**WHAT THIS EXERCISE ASKS:**
(1) In the mailing-list message below, list every other mailing list the message also appeared in.
(2) In the mailing-list message below, which macro is suggested in place of VM_BUG_ON()?
(3) From the mailing-list message below, extract the passage between "Use VM_WARN_ON_ONCE() and" and "in production.", inclusive.

##### EXCERPT PROVIDED

Thread (58 messages) 58 messages, 8 authors, 2025-10-28

Re: [PATCH v3 07/13] mm: enable lazy_mmu sections to nest

From: Kevin Brodsky <hidden>
Date: 2025-10-24 14:33:34
Also in: linux-arm-kernel, linux-mm, lkml, sparclinux, xen-devel

On 24/10/2025 15:23, David Hildenbrand wrote:
quoted
quoted
quoted
+ * currently enabled.
    */
   #ifdef CONFIG_ARCH_LAZY_MMU
   static inline void lazy_mmu_mode_enable(void)
   {
-    arch_enter_lazy_mmu_mode();
+    struct lazy_mmu_state *state = &current->lazy_mmu_state;
+
+    VM_BUG_ON(state->count == U8_MAX);
No VM_BUG_ON() please.
I did wonder if this would be acceptable!
Use VM_WARN_ON_ONCE() and let early testing find any such issues.

VM_* is active in debug kernels only either way! :)
That was my intention - I don't think the checking overhead is justified
in production.

##########
##### EXTRACTED MATERIAL

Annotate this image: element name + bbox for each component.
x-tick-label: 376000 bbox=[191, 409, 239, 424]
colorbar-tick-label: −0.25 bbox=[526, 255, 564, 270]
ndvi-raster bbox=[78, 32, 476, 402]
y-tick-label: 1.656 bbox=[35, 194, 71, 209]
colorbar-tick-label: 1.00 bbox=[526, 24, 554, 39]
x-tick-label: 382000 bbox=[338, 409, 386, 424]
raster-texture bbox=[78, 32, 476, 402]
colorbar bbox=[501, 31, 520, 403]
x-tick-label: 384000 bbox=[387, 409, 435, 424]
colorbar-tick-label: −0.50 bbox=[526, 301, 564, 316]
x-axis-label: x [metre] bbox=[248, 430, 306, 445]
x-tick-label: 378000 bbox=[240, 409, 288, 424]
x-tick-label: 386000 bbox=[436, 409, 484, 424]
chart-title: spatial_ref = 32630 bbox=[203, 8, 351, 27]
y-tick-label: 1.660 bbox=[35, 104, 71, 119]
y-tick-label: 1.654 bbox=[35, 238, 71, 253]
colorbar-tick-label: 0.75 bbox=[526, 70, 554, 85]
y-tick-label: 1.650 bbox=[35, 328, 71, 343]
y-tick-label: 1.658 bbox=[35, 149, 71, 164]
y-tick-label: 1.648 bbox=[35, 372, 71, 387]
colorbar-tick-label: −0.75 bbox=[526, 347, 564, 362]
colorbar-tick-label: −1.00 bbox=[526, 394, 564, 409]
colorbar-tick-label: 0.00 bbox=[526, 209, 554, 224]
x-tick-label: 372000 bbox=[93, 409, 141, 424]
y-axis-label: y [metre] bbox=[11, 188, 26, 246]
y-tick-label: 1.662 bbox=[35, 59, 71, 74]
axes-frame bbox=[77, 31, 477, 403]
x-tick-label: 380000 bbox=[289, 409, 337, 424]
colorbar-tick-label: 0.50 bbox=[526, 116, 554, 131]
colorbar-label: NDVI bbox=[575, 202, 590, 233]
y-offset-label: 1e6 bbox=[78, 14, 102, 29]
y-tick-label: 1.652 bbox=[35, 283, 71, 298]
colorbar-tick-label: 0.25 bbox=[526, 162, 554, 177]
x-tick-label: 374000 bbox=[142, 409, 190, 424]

##########

**RESPONSES PER TASK:**
(1) linux-arm-kernel, linux-mm, lkml, sparclinux, xen-devel

(2) VM_WARN_ON_ONCE()

(3)
Use VM_WARN_ON_ONCE() and let early testing find any such issues.

VM_* is active in debug kernels only either way! :)
That was my intention - I don't think the checking overhead is justified
in production.